> _Set exercise_
Copy out each line featuring the string "mois" from the entries beneath.

> _Given data_
[Start]

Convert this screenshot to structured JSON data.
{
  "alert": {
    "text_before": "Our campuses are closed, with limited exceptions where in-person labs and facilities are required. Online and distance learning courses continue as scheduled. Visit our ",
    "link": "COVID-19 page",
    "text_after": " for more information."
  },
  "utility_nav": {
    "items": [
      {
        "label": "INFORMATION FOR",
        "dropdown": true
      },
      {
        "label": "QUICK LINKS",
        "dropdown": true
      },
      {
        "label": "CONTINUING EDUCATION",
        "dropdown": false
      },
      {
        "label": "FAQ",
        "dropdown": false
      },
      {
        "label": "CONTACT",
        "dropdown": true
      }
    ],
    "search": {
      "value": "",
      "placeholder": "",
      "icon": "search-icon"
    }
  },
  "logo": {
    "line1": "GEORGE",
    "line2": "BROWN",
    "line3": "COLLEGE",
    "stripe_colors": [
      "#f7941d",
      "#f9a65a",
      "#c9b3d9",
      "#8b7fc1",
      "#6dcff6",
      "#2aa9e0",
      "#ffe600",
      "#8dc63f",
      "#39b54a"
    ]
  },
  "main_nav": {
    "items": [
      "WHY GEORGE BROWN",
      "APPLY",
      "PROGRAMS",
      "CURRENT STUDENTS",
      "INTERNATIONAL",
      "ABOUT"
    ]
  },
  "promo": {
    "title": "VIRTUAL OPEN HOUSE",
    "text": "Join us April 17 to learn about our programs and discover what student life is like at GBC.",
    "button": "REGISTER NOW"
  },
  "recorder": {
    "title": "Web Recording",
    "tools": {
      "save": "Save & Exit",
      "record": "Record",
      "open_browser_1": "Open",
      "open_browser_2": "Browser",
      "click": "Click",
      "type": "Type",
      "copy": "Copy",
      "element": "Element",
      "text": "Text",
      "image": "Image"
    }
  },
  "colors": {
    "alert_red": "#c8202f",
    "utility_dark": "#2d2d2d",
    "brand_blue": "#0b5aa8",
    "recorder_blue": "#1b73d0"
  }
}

[End]
[Start]

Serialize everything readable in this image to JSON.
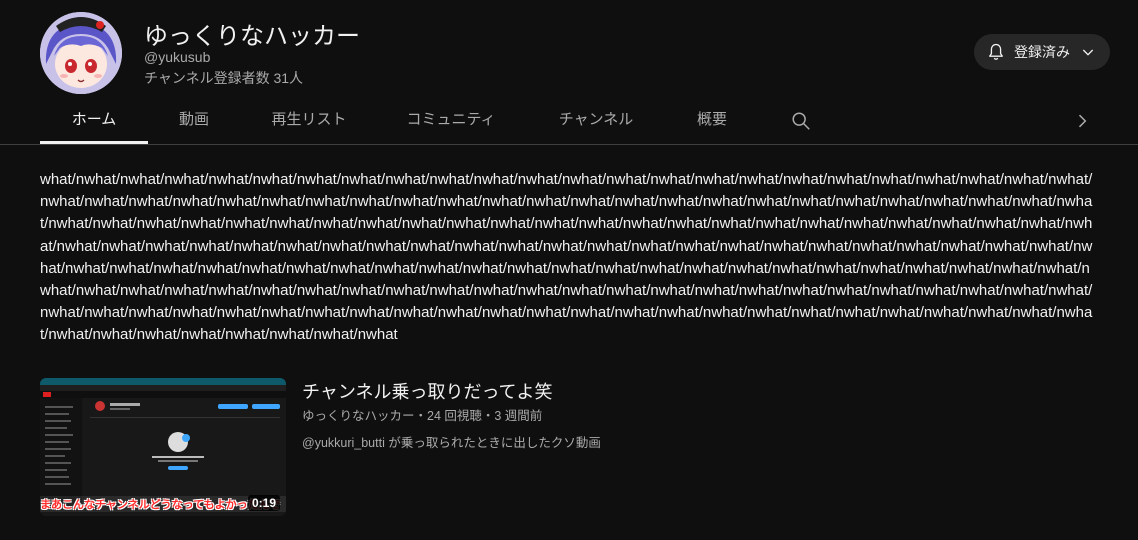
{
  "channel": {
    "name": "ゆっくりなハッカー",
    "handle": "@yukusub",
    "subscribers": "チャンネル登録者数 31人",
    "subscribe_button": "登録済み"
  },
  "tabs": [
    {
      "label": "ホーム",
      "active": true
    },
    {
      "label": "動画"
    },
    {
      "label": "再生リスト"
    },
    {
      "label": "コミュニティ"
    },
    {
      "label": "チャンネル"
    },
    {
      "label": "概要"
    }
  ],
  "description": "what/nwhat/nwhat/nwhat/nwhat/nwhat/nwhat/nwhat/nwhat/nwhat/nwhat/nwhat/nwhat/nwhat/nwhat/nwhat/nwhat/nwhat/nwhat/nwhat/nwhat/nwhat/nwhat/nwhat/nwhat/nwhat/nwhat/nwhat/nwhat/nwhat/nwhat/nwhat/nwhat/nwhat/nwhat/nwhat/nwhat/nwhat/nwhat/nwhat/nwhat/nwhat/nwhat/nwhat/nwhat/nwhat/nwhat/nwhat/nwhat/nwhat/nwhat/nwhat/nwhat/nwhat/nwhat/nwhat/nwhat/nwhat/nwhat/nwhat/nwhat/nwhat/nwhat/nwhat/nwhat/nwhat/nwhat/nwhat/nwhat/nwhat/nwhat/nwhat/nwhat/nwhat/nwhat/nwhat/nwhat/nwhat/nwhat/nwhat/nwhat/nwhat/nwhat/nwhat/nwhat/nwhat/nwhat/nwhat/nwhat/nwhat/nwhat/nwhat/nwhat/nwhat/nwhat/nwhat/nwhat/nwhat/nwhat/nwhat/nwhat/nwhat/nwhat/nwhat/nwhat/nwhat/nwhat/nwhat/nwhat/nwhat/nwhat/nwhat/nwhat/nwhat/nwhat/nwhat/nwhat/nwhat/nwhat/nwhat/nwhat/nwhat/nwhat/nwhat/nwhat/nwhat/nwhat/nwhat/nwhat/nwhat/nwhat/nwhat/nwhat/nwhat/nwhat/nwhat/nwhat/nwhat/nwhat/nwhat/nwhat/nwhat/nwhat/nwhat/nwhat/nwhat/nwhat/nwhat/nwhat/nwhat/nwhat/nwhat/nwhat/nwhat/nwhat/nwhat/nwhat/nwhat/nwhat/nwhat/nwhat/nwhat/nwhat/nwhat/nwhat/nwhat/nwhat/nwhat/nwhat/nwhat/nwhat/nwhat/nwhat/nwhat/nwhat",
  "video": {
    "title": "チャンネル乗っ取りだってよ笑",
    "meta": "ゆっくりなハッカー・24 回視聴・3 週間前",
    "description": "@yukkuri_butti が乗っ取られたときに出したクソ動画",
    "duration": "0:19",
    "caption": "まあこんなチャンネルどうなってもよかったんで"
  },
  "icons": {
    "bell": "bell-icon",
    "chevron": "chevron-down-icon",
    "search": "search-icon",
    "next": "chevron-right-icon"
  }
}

[End]
[Start]

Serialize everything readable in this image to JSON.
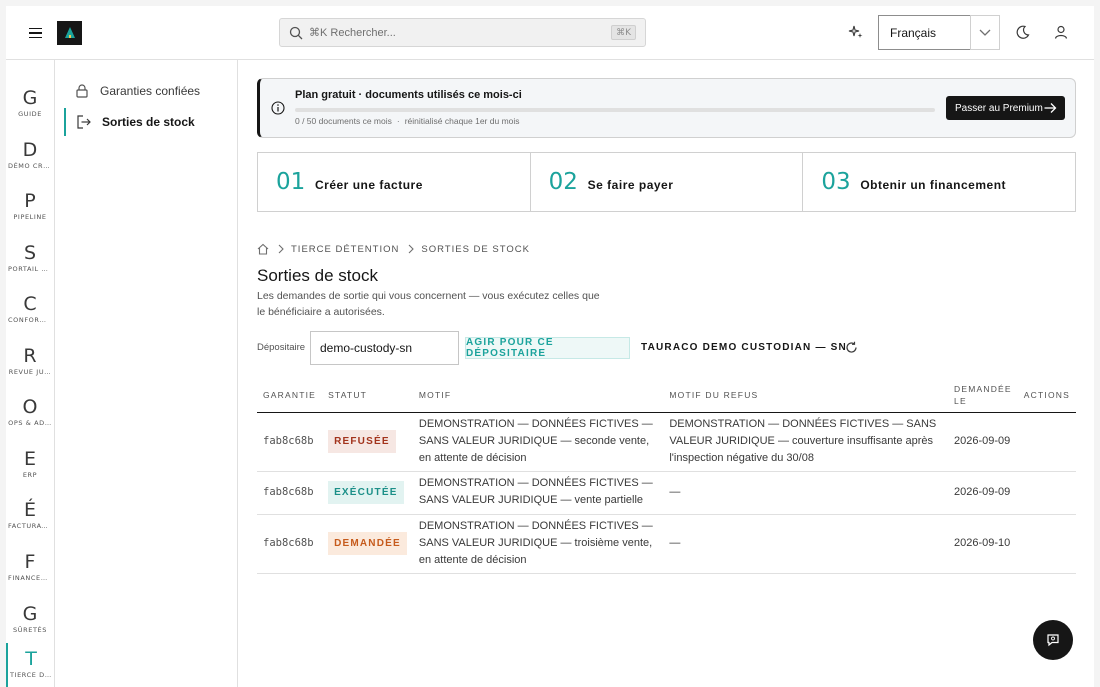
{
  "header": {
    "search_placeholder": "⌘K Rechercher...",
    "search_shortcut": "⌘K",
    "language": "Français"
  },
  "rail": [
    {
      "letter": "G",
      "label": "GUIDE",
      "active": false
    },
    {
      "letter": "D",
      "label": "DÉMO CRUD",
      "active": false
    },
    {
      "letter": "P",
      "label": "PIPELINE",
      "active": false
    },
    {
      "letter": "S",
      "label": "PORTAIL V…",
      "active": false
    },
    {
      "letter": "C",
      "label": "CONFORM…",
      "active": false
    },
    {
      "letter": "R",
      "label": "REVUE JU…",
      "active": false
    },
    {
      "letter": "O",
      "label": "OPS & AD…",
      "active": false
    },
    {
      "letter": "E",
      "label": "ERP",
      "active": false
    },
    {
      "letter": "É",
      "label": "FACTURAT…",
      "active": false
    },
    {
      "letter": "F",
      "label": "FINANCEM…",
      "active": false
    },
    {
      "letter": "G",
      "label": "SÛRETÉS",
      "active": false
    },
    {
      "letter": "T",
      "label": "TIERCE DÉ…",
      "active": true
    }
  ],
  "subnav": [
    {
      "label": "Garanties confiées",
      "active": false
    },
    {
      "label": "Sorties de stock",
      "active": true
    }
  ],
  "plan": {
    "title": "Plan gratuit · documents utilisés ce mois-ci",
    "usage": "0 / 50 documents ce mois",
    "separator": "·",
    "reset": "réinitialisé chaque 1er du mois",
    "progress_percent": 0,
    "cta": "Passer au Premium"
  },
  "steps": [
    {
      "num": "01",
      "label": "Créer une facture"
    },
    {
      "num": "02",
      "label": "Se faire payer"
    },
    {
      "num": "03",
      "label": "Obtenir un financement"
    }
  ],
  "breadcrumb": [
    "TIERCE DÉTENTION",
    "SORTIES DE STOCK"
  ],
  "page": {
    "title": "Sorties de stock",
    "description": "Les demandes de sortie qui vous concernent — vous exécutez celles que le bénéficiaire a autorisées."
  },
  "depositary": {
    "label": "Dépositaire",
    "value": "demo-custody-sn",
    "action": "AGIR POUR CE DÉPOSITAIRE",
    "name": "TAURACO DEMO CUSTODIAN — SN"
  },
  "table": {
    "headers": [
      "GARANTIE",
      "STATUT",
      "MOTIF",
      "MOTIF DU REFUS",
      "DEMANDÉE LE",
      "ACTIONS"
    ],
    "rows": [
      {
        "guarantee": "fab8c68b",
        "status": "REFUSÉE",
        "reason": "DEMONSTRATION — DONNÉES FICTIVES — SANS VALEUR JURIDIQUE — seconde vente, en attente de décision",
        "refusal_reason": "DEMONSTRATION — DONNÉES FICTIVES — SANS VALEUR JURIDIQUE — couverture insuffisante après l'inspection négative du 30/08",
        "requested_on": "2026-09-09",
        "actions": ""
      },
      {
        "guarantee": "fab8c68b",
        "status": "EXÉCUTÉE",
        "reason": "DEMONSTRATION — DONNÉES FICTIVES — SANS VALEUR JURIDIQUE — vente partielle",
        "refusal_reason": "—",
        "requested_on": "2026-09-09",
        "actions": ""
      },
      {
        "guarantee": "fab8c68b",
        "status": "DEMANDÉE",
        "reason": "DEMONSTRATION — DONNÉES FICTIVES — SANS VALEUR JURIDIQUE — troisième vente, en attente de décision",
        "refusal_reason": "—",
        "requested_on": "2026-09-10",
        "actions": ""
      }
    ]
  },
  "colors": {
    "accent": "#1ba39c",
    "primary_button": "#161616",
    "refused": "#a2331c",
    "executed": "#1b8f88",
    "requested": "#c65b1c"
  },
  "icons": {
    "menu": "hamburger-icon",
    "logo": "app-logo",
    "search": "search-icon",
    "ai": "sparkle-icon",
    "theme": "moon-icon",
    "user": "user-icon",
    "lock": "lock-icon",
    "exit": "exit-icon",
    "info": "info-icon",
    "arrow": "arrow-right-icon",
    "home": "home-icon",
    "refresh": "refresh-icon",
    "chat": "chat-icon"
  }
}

[End]

> _Solution_
    "title": "Plan gratuit · documents utilisés ce mois-ci",
    "usage": "0 / 50 documents ce mois",
    "reset": "réinitialisé chaque 1er du mois",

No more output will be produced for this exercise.